## Task to carry out
Rewrite every line of the entries below as a Markdown table with the columns "No." and "Line," numbering the rows in order and leaving out blank lines.

BEGIN Extracted information

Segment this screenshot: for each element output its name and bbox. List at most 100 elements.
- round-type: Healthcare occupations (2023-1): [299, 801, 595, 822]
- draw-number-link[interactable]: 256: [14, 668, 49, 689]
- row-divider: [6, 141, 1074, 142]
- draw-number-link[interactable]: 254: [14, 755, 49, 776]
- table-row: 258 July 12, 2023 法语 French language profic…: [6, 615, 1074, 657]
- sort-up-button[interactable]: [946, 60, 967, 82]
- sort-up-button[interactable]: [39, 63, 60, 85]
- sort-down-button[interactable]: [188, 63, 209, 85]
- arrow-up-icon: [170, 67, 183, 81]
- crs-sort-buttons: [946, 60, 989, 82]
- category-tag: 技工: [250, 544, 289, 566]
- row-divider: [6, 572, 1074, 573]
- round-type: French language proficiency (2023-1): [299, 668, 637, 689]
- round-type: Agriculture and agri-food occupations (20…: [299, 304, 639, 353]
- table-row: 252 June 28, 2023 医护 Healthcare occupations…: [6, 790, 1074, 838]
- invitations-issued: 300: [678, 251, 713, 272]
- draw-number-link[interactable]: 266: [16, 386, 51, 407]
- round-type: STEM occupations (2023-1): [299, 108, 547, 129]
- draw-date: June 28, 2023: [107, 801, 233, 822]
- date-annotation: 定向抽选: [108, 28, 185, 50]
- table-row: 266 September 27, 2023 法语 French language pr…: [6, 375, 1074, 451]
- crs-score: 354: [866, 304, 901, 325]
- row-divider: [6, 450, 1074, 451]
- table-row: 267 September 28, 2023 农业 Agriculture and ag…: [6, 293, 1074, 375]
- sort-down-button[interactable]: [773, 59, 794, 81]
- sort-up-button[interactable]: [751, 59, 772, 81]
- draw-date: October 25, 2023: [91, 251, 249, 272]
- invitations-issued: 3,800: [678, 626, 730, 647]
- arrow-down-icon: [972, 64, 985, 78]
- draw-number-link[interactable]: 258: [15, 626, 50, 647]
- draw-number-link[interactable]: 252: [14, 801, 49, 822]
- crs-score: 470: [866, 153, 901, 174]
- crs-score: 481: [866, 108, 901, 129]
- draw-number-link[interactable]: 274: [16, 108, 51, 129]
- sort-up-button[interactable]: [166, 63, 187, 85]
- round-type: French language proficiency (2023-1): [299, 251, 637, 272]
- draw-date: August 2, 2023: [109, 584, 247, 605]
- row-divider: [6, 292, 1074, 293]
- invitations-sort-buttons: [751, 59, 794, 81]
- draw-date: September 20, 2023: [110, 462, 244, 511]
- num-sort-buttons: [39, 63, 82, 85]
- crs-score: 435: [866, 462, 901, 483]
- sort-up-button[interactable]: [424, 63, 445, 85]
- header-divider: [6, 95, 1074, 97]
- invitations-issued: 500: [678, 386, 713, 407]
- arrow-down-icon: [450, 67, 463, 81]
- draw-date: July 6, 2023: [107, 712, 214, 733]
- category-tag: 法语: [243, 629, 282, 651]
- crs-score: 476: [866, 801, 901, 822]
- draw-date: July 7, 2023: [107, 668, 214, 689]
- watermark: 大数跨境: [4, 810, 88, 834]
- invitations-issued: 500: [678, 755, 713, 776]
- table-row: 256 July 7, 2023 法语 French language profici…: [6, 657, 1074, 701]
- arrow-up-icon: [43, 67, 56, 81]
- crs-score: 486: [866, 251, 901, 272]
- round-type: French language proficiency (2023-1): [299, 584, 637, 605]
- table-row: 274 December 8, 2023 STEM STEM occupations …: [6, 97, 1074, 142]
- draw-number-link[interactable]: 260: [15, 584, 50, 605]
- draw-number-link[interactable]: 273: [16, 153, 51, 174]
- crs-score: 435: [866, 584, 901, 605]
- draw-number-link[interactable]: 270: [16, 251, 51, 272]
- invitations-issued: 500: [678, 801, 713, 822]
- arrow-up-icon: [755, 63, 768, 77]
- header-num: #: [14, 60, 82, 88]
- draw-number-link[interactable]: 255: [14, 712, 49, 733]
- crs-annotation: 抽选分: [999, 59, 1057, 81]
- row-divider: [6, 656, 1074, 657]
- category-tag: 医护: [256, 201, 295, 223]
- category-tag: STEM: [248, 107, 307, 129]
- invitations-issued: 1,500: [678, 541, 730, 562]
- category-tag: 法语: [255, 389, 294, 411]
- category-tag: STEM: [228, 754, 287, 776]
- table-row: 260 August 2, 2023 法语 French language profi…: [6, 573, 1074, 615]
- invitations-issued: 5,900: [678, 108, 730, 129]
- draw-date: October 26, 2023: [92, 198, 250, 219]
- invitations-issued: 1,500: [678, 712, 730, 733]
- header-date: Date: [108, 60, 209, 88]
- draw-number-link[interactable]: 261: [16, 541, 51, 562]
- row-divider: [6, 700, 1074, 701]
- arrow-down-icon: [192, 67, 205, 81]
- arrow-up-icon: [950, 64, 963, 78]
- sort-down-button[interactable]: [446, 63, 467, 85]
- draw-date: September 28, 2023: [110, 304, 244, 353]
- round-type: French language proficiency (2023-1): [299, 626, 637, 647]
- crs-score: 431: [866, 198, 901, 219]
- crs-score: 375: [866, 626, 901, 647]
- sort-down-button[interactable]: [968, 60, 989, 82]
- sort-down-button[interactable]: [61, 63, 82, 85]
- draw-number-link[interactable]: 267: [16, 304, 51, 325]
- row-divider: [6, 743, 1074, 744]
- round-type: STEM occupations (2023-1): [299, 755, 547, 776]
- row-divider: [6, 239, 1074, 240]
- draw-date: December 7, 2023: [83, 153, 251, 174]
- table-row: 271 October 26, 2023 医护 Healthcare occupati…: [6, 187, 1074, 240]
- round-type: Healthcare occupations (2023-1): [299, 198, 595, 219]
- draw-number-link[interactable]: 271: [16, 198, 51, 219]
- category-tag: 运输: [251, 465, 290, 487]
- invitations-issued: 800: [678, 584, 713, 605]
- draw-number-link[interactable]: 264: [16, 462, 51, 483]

END Extracted information

## Answer to this task
| No. | Line |
|---|---|
| 1 | Segment this screenshot: for each element output its name and bbox. List at most 100 elements. |
| 2 | - round-type: Healthcare occupations (2023-1): [299, 801, 595, 822] |
| 3 | - draw-number-link[interactable]: 256: [14, 668, 49, 689] |
| 4 | - row-divider: [6, 141, 1074, 142] |
| 5 | - draw-number-link[interactable]: 254: [14, 755, 49, 776] |
| 6 | - table-row: 258 July 12, 2023 法语 French language profic…: [6, 615, 1074, 657] |
| 7 | - sort-up-button[interactable]: [946, 60, 967, 82] |
| 8 | - sort-up-button[interactable]: [39, 63, 60, 85] |
| 9 | - sort-down-button[interactable]: [188, 63, 209, 85] |
| 10 | - arrow-up-icon: [170, 67, 183, 81] |
| 11 | - crs-sort-buttons: [946, 60, 989, 82] |
| 12 | - category-tag: 技工: [250, 544, 289, 566] |
| 13 | - row-divider: [6, 572, 1074, 573] |
| 14 | - round-type: French language proficiency (2023-1): [299, 668, 637, 689] |
| 15 | - round-type: Agriculture and agri-food occupations (20…: [299, 304, 639, 353] |
| 16 | - table-row: 252 June 28, 2023 医护 Healthcare occupations…: [6, 790, 1074, 838] |
| 17 | - invitations-issued: 300: [678, 251, 713, 272] |
| 18 | - draw-number-link[interactable]: 266: [16, 386, 51, 407] |
| 19 | - round-type: STEM occupations (2023-1): [299, 108, 547, 129] |
| 20 | - draw-date: June 28, 2023: [107, 801, 233, 822] |
| 21 | - date-annotation: 定向抽选: [108, 28, 185, 50] |
| 22 | - table-row: 266 September 27, 2023 法语 French language pr…: [6, 375, 1074, 451] |
| 23 | - crs-score: 354: [866, 304, 901, 325] |
| 24 | - row-divider: [6, 450, 1074, 451] |
| 25 | - table-row: 267 September 28, 2023 农业 Agriculture and ag…: [6, 293, 1074, 375] |
| 26 | - sort-down-button[interactable]: [773, 59, 794, 81] |
| 27 | - sort-up-button[interactable]: [751, 59, 772, 81] |
| 28 | - draw-date: October 25, 2023: [91, 251, 249, 272] |
| 29 | - invitations-issued: 3,800: [678, 626, 730, 647] |
| 30 | - arrow-down-icon: [972, 64, 985, 78] |
| 31 | - draw-number-link[interactable]: 258: [15, 626, 50, 647] |
| 32 | - draw-number-link[interactable]: 252: [14, 801, 49, 822] |
| 33 | - crs-score: 470: [866, 153, 901, 174] |
| 34 | - crs-score: 481: [866, 108, 901, 129] |
| 35 | - draw-number-link[interactable]: 274: [16, 108, 51, 129] |
| 36 | - sort-up-button[interactable]: [166, 63, 187, 85] |
| 37 | - round-type: French language proficiency (2023-1): [299, 251, 637, 272] |
| 38 | - draw-date: August 2, 2023: [109, 584, 247, 605] |
| 39 | - row-divider: [6, 292, 1074, 293] |
| 40 | - invitations-sort-buttons: [751, 59, 794, 81] |
| 41 | - draw-date: September 20, 2023: [110, 462, 244, 511] |
| 42 | - num-sort-buttons: [39, 63, 82, 85] |
| 43 | - crs-score: 435: [866, 462, 901, 483] |
| 44 | - sort-up-button[interactable]: [424, 63, 445, 85] |
| 45 | - header-divider: [6, 95, 1074, 97] |
| 46 | - invitations-issued: 500: [678, 386, 713, 407] |
| 47 | - arrow-down-icon: [450, 67, 463, 81] |
| 48 | - draw-date: July 6, 2023: [107, 712, 214, 733] |
| 49 | - category-tag: 法语: [243, 629, 282, 651] |
| 50 | - crs-score: 476: [866, 801, 901, 822] |
| 51 | - draw-date: July 7, 2023: [107, 668, 214, 689] |
| 52 | - watermark: 大数跨境: [4, 810, 88, 834] |
| 53 | - invitations-issued: 500: [678, 755, 713, 776] |
| 54 | - table-row: 256 July 7, 2023 法语 French language profici…: [6, 657, 1074, 701] |
| 55 | - arrow-up-icon: [43, 67, 56, 81] |
| 56 | - crs-score: 486: [866, 251, 901, 272] |
| 57 | - round-type: French language proficiency (2023-1): [299, 584, 637, 605] |
| 58 | - table-row: 274 December 8, 2023 STEM STEM occupations …: [6, 97, 1074, 142] |
| 59 | - draw-number-link[interactable]: 260: [15, 584, 50, 605] |
| 60 | - draw-number-link[interactable]: 273: [16, 153, 51, 174] |
| 61 | - crs-score: 435: [866, 584, 901, 605] |
| 62 | - draw-number-link[interactable]: 270: [16, 251, 51, 272] |
| 63 | - invitations-issued: 500: [678, 801, 713, 822] |
| 64 | - arrow-up-icon: [755, 63, 768, 77] |
| 65 | - header-num: #: [14, 60, 82, 88] |
| 66 | - draw-number-link[interactable]: 255: [14, 712, 49, 733] |
| 67 | - crs-annotation: 抽选分: [999, 59, 1057, 81] |
| 68 | - row-divider: [6, 656, 1074, 657] |
| 69 | - category-tag: 医护: [256, 201, 295, 223] |
| 70 | - category-tag: STEM: [248, 107, 307, 129] |
| 71 | - invitations-issued: 1,500: [678, 541, 730, 562] |
| 72 | - category-tag: 法语: [255, 389, 294, 411] |
| 73 | - category-tag: STEM: [228, 754, 287, 776] |
| 74 | - table-row: 260 August 2, 2023 法语 French language profi…: [6, 573, 1074, 615] |
| 75 | - invitations-issued: 5,900: [678, 108, 730, 129] |
| 76 | - draw-date: October 26, 2023: [92, 198, 250, 219] |
| 77 | - invitations-issued: 1,500: [678, 712, 730, 733] |
| 78 | - header-date: Date: [108, 60, 209, 88] |
| 79 | - draw-number-link[interactable]: 261: [16, 541, 51, 562] |
| 80 | - row-divider: [6, 700, 1074, 701] |
| 81 | - arrow-down-icon: [192, 67, 205, 81] |
| 82 | - arrow-up-icon: [950, 64, 963, 78] |
| 83 | - sort-down-button[interactable]: [446, 63, 467, 85] |
| 84 | - draw-date: September 28, 2023: [110, 304, 244, 353] |
| 85 | - round-type: French language proficiency (2023-1): [299, 626, 637, 647] |
| 86 | - crs-score: 431: [866, 198, 901, 219] |
| 87 | - crs-score: 375: [866, 626, 901, 647] |
| 88 | - sort-down-button[interactable]: [968, 60, 989, 82] |
| 89 | - sort-down-button[interactable]: [61, 63, 82, 85] |
| 90 | - draw-number-link[interactable]: 267: [16, 304, 51, 325] |
| 91 | - row-divider: [6, 743, 1074, 744] |
| 92 | - round-type: STEM occupations (2023-1): [299, 755, 547, 776] |
| 93 | - row-divider: [6, 239, 1074, 240] |
| 94 | - draw-date: December 7, 2023: [83, 153, 251, 174] |
| 95 | - table-row: 271 October 26, 2023 医护 Healthcare occupati…: [6, 187, 1074, 240] |
| 96 | - round-type: Healthcare occupations (2023-1): [299, 198, 595, 219] |
| 97 | - draw-number-link[interactable]: 271: [16, 198, 51, 219] |
| 98 | - category-tag: 运输: [251, 465, 290, 487] |
| 99 | - invitations-issued: 800: [678, 584, 713, 605] |
| 100 | - draw-number-link[interactable]: 264: [16, 462, 51, 483] |